> [Work to complete] Wherever the word "stated" turns up in a line of the entries, copy that line.

> [Data excerpts]
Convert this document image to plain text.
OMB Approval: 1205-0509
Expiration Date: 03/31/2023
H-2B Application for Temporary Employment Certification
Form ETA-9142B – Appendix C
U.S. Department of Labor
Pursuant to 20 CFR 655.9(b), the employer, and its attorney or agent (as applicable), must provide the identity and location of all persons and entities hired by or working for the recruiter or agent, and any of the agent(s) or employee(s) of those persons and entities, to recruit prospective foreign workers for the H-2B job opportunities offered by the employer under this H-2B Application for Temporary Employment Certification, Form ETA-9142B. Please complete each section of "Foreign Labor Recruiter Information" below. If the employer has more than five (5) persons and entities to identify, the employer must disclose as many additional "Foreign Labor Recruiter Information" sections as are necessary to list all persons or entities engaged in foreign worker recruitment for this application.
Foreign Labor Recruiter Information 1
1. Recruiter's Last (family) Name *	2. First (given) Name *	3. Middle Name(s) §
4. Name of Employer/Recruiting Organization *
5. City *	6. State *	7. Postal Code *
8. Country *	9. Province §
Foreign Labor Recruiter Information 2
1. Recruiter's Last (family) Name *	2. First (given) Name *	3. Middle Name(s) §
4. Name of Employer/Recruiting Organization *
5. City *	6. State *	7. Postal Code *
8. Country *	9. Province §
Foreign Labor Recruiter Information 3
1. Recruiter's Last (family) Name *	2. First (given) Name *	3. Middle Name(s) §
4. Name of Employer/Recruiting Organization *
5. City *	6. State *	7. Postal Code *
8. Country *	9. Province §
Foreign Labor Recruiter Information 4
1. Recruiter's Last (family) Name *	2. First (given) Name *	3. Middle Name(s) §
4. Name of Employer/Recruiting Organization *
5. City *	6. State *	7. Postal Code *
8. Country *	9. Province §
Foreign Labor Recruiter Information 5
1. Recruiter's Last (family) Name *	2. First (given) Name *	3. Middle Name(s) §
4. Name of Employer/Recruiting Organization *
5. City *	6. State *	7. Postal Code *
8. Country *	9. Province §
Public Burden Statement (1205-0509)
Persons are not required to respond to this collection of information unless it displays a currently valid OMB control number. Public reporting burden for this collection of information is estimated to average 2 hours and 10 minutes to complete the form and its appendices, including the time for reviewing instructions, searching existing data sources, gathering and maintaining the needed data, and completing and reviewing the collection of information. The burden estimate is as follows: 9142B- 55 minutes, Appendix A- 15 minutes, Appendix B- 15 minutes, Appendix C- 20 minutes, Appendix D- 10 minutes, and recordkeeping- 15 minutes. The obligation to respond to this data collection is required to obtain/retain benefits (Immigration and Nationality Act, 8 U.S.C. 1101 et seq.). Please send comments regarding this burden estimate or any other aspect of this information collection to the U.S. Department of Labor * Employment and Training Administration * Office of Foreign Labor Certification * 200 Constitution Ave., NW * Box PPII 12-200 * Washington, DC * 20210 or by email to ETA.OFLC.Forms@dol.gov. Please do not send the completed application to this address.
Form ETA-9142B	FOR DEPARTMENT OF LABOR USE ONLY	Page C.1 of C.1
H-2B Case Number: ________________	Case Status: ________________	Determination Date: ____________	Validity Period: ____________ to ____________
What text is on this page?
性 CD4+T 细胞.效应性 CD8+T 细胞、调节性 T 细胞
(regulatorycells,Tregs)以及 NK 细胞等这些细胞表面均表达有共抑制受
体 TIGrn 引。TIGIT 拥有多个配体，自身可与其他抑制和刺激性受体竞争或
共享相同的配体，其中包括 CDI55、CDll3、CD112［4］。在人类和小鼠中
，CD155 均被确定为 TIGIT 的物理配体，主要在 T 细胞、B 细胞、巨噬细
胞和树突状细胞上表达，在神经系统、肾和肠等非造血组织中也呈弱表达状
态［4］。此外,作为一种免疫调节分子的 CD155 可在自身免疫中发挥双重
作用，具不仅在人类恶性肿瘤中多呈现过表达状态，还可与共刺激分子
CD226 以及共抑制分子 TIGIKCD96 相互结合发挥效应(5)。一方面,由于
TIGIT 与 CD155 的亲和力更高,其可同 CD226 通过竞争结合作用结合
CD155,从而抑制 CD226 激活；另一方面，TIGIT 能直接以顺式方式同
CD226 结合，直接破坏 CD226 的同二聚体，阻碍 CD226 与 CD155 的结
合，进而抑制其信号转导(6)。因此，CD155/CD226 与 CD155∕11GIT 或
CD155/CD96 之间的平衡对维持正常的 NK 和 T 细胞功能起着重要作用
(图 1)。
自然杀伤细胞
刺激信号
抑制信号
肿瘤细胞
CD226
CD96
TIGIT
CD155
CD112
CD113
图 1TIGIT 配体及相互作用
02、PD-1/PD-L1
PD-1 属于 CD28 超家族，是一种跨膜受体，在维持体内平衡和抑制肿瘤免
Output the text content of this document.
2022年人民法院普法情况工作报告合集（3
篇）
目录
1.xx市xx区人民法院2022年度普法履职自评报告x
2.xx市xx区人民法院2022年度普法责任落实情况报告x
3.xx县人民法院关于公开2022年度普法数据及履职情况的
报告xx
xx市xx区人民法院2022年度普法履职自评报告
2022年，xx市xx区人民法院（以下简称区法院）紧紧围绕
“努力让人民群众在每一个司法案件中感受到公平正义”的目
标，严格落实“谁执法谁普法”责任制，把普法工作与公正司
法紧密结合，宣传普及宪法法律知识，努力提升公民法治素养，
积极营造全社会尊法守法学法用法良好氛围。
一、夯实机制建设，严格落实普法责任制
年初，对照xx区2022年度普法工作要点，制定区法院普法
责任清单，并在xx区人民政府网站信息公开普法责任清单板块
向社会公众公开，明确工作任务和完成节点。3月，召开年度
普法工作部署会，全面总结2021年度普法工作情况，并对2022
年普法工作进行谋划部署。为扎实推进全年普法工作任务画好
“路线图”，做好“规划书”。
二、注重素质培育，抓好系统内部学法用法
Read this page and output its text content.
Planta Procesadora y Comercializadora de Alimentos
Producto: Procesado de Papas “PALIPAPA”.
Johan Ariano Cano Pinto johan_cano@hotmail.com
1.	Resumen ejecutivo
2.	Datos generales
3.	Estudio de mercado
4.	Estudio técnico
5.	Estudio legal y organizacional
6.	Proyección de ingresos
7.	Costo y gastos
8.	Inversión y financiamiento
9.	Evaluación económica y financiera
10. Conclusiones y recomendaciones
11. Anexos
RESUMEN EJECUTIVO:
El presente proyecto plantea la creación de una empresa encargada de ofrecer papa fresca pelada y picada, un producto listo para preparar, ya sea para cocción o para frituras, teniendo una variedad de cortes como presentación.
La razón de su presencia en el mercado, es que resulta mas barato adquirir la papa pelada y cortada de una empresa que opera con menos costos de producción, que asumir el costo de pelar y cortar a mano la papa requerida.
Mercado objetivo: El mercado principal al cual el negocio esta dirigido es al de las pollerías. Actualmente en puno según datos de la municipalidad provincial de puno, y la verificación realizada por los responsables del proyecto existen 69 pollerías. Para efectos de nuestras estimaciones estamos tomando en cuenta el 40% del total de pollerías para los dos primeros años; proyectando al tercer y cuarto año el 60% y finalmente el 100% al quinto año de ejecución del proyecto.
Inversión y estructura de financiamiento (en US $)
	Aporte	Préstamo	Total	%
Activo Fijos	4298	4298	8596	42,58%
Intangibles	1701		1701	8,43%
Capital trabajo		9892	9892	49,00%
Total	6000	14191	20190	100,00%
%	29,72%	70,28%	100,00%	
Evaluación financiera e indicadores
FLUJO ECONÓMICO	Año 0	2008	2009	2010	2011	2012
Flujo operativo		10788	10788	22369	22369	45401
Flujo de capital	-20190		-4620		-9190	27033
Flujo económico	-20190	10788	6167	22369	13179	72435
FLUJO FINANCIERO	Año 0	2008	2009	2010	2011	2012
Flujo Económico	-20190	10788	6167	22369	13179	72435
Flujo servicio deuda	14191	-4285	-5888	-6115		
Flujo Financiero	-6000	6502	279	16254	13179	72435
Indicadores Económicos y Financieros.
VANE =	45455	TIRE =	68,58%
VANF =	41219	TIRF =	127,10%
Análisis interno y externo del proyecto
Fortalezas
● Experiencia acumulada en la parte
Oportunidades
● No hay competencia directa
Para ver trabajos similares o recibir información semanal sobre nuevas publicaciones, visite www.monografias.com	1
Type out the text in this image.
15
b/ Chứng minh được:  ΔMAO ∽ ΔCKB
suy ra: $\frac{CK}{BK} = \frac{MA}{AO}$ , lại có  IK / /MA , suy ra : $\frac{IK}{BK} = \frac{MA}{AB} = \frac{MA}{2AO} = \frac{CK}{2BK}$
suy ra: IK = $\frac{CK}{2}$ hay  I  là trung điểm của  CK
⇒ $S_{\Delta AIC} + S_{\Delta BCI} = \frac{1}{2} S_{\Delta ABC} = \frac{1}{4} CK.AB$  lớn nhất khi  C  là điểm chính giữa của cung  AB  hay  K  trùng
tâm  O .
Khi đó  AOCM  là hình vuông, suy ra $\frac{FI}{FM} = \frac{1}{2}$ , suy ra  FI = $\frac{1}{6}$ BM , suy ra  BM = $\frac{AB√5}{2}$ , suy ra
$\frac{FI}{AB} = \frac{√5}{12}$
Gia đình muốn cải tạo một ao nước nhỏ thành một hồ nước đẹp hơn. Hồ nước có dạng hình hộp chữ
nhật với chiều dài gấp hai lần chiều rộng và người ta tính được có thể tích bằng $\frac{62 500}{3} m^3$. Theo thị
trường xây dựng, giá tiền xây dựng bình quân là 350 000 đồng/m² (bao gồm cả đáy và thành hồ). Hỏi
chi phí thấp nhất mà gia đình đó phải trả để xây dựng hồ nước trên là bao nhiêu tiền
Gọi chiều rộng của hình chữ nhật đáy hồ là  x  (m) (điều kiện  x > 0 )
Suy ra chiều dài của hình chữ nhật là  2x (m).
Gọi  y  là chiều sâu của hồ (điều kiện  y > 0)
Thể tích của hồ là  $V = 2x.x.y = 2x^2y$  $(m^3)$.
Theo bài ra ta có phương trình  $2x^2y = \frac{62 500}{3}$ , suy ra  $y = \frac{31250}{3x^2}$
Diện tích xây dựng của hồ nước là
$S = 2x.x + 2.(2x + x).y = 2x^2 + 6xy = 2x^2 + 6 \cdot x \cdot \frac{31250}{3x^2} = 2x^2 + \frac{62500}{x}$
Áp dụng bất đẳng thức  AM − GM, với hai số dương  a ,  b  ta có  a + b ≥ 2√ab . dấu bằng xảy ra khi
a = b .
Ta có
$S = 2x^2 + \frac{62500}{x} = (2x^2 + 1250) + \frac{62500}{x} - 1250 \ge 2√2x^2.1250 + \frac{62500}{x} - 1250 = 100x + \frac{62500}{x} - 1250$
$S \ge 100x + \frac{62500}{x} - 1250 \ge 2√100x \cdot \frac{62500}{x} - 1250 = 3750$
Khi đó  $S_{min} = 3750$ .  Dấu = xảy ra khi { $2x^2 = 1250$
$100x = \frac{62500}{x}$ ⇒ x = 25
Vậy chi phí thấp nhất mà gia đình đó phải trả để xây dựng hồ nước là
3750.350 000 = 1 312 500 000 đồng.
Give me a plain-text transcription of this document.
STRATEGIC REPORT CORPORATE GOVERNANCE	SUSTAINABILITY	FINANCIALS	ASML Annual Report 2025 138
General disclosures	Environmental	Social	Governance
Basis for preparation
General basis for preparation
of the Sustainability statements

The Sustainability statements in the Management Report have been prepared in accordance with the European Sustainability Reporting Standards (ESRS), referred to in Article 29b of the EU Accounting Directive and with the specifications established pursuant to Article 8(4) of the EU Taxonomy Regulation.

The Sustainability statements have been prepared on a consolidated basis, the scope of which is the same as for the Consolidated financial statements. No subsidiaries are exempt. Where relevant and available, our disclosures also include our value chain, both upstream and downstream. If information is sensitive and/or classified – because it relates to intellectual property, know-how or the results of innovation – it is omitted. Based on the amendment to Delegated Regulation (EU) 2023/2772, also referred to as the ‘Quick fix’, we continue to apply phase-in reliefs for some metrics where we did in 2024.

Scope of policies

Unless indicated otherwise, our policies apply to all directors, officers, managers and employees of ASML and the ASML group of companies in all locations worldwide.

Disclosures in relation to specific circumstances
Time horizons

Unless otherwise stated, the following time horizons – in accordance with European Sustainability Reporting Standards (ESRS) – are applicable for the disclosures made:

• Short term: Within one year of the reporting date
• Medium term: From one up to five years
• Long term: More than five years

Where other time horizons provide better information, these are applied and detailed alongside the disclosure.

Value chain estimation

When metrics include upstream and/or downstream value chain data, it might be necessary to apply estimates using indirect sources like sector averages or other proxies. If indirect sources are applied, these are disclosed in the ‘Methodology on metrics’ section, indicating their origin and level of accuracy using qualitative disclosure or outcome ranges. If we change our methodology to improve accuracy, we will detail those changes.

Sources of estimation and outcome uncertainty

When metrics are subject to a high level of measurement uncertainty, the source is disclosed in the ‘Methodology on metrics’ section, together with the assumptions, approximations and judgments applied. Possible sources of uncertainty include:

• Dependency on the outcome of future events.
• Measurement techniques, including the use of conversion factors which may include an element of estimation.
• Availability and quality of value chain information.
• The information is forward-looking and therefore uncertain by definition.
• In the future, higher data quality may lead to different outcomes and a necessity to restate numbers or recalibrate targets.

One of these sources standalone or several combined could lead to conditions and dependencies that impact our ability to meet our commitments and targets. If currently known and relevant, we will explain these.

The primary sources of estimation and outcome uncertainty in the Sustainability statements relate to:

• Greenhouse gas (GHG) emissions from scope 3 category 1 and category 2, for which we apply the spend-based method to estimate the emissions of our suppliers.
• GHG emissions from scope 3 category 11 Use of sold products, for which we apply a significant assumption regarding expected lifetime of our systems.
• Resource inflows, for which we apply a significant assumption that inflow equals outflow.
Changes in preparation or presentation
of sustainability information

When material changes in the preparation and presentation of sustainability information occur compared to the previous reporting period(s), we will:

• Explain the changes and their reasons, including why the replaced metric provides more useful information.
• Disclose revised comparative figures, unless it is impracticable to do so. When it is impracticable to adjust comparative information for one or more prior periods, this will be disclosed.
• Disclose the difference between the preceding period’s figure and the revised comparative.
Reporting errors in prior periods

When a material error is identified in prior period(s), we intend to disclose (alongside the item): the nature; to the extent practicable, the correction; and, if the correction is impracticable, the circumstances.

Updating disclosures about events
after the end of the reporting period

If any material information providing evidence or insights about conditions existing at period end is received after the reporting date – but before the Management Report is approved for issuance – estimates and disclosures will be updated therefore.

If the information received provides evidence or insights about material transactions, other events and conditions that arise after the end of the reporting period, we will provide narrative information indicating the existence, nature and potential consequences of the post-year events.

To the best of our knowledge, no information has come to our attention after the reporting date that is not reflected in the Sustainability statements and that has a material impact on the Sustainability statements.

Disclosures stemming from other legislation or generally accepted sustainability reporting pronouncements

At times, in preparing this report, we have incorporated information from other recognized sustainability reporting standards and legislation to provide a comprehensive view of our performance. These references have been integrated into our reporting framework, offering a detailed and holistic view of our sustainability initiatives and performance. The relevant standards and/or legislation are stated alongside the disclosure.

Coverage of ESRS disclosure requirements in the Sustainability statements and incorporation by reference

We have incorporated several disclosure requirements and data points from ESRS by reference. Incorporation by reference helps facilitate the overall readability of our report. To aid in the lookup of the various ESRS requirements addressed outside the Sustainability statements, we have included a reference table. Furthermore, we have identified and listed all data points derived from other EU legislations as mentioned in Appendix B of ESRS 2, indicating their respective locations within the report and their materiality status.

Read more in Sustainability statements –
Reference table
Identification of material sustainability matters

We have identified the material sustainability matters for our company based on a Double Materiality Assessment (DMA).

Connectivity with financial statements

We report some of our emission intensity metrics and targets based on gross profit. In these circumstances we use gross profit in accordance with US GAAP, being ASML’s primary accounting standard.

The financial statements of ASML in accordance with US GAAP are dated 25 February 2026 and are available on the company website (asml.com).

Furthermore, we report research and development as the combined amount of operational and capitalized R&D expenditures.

> [Full output]
Unless otherwise stated, the following time horizons – in accordance with European Sustainability Reporting Standards (ESRS) – are applicable for the disclosures made:
At times, in preparing this report, we have incorporated information from other recognized sustainability reporting standards and legislation to provide a comprehensive view of our performance. These references have been integrated into our reporting framework, offering a detailed and holistic view of our sustainability initiatives and performance. The relevant standards and/or legislation are stated alongside the disclosure.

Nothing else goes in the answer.